** START OF Record excerpts **
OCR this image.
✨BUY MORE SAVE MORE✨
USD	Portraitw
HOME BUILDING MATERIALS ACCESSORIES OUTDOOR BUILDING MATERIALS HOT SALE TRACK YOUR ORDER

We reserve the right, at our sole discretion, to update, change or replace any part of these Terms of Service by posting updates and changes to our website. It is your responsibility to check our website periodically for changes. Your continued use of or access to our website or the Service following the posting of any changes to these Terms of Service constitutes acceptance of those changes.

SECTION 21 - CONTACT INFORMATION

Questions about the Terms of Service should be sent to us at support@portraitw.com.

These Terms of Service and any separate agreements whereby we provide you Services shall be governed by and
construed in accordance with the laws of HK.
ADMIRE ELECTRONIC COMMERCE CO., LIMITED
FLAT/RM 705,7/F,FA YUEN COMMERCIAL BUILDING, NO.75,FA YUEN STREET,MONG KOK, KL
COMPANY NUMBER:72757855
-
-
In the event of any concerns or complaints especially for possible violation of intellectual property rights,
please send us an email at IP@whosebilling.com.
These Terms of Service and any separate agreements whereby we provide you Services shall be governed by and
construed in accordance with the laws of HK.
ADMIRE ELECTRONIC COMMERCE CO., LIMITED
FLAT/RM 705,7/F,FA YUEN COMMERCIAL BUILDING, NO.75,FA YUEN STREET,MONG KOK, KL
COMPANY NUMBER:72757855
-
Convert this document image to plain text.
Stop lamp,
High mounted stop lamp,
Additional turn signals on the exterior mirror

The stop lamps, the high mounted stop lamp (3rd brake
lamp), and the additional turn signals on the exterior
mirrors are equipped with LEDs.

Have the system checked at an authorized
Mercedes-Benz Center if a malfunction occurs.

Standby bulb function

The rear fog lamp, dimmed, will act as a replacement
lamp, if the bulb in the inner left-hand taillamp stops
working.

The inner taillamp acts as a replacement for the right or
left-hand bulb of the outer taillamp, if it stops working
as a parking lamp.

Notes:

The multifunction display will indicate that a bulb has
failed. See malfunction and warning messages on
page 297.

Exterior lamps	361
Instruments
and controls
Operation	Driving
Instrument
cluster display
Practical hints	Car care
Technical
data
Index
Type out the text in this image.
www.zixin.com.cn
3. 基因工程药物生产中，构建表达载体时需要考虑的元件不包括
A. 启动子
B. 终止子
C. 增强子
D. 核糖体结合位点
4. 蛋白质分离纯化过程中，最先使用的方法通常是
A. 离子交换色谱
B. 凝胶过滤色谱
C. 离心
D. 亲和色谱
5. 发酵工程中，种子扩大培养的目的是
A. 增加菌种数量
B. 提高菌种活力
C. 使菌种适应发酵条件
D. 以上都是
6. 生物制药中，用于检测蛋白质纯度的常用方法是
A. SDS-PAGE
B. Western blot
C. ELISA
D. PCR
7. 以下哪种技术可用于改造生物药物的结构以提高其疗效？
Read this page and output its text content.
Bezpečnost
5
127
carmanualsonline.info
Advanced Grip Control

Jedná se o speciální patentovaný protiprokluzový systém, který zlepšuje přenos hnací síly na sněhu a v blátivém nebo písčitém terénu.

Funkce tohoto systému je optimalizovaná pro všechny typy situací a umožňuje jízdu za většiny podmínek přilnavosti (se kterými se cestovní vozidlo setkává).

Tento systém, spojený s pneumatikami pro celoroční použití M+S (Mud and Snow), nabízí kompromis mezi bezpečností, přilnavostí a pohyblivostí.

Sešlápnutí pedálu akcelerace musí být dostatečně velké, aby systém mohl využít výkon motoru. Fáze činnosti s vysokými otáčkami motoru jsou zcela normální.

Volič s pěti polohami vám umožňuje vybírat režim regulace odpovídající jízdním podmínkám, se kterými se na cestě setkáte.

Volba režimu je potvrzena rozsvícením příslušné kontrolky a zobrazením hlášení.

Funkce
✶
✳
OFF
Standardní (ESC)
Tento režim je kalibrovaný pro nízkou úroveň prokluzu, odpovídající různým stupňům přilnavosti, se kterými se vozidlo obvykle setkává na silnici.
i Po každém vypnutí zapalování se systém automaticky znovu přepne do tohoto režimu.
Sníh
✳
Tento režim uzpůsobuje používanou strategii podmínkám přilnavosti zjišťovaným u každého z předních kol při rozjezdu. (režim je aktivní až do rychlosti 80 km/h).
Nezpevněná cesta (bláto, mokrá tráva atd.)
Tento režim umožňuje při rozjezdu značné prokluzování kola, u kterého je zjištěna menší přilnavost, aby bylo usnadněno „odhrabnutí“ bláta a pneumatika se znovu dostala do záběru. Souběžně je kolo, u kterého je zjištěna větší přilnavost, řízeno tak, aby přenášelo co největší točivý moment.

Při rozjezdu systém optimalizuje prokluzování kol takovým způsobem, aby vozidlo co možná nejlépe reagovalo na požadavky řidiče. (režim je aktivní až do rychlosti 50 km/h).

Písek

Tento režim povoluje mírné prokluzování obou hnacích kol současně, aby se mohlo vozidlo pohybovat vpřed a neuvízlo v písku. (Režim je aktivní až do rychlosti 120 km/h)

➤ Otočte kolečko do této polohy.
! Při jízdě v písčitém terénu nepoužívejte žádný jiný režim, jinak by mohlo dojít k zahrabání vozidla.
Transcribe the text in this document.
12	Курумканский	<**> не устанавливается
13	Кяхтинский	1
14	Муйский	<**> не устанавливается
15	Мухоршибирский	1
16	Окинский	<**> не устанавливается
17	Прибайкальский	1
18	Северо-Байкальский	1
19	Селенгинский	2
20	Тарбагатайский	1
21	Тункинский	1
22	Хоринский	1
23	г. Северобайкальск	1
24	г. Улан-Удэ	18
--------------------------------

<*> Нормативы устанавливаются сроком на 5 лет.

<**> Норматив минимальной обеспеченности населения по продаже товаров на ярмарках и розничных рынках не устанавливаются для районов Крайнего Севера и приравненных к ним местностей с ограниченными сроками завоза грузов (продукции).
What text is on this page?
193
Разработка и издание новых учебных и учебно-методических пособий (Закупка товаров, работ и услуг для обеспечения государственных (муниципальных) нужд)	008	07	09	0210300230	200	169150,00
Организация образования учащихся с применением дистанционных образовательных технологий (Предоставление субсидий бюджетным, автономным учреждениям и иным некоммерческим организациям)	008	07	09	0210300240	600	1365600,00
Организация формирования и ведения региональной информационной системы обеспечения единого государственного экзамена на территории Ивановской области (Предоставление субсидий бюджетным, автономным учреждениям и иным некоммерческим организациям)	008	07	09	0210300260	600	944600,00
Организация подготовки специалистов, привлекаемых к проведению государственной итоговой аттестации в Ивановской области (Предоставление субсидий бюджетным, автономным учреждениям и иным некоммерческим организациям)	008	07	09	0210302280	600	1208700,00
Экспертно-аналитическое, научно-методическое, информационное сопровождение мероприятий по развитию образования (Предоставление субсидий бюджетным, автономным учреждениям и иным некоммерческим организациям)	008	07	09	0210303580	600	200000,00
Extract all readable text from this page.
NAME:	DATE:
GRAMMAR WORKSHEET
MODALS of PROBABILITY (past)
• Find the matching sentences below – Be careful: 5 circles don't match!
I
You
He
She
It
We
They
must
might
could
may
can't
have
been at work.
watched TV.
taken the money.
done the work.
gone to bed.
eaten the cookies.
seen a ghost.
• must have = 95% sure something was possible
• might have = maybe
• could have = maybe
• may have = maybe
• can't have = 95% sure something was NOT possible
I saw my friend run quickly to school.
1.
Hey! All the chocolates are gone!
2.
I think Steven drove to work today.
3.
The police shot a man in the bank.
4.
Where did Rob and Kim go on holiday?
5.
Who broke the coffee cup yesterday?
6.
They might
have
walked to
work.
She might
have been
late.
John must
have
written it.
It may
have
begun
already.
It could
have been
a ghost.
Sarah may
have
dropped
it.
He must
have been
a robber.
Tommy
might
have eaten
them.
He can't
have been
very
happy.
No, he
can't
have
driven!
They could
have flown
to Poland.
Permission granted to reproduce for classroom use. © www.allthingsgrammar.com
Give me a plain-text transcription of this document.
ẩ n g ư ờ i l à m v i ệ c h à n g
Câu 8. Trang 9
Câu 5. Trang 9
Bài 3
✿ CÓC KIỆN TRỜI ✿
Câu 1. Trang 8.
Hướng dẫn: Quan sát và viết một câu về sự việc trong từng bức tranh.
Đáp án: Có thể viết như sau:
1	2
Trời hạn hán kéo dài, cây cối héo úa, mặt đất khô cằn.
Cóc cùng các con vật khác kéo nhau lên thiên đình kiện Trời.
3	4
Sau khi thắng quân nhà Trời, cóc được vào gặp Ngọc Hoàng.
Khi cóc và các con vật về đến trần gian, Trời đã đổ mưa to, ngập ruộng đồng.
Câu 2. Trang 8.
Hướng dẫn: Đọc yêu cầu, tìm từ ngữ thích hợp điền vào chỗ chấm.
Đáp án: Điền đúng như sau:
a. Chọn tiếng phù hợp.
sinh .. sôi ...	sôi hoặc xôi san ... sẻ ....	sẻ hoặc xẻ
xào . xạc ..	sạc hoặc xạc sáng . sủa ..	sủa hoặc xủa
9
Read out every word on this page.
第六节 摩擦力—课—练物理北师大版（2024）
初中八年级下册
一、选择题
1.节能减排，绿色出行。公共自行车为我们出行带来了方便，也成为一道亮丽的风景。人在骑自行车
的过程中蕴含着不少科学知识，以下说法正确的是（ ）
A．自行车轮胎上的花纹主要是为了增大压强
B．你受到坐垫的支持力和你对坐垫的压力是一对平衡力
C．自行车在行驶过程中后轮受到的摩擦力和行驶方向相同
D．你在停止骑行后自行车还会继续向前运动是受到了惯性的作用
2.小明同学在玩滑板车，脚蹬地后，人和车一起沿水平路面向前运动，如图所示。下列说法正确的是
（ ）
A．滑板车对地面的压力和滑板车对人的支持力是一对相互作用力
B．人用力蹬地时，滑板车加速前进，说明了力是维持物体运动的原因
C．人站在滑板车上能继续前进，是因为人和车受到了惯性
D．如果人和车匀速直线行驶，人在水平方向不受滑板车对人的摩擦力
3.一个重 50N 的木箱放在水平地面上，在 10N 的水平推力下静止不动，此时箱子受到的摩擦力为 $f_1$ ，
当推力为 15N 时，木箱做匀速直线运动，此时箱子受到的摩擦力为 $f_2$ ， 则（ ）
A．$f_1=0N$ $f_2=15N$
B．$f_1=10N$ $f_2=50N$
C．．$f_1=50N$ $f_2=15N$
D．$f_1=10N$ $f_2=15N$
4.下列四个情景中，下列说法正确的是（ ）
** END OF Record excerpts **
Objective:
Copy out exactly the lines running from the line with "Give me a plain-text" to the end of the records, inclusive.

Task response:
Give me a plain-text transcription of this document.
ẩ n g ư ờ i l à m v i ệ c h à n g
Câu 8. Trang 9
Câu 5. Trang 9
Bài 3
✿ CÓC KIỆN TRỜI ✿
Câu 1. Trang 8.
Hướng dẫn: Quan sát và viết một câu về sự việc trong từng bức tranh.
Đáp án: Có thể viết như sau:
1	2
Trời hạn hán kéo dài, cây cối héo úa, mặt đất khô cằn.
Cóc cùng các con vật khác kéo nhau lên thiên đình kiện Trời.
3	4
Sau khi thắng quân nhà Trời, cóc được vào gặp Ngọc Hoàng.
Khi cóc và các con vật về đến trần gian, Trời đã đổ mưa to, ngập ruộng đồng.
Câu 2. Trang 8.
Hướng dẫn: Đọc yêu cầu, tìm từ ngữ thích hợp điền vào chỗ chấm.
Đáp án: Điền đúng như sau:
a. Chọn tiếng phù hợp.
sinh .. sôi ...	sôi hoặc xôi san ... sẻ ....	sẻ hoặc xẻ
xào . xạc ..	sạc hoặc xạc sáng . sủa ..	sủa hoặc xủa
9
Read out every word on this page.
第六节 摩擦力—课—练物理北师大版（2024）
初中八年级下册
一、选择题
1.节能减排，绿色出行。公共自行车为我们出行带来了方便，也成为一道亮丽的风景。人在骑自行车
的过程中蕴含着不少科学知识，以下说法正确的是（ ）
A．自行车轮胎上的花纹主要是为了增大压强
B．你受到坐垫的支持力和你对坐垫的压力是一对平衡力
C．自行车在行驶过程中后轮受到的摩擦力和行驶方向相同
D．你在停止骑行后自行车还会继续向前运动是受到了惯性的作用
2.小明同学在玩滑板车，脚蹬地后，人和车一起沿水平路面向前运动，如图所示。下列说法正确的是
（ ）
A．滑板车对地面的压力和滑板车对人的支持力是一对相互作用力
B．人用力蹬地时，滑板车加速前进，说明了力是维持物体运动的原因
C．人站在滑板车上能继续前进，是因为人和车受到了惯性
D．如果人和车匀速直线行驶，人在水平方向不受滑板车对人的摩擦力
3.一个重 50N 的木箱放在水平地面上，在 10N 的水平推力下静止不动，此时箱子受到的摩擦力为 $f_1$ ，
当推力为 15N 时，木箱做匀速直线运动，此时箱子受到的摩擦力为 $f_2$ ， 则（ ）
A．$f_1=0N$ $f_2=15N$
B．$f_1=10N$ $f_2=50N$
C．．$f_1=50N$ $f_2=15N$
D．$f_1=10N$ $f_2=15N$
4.下列四个情景中，下列说法正确的是（ ）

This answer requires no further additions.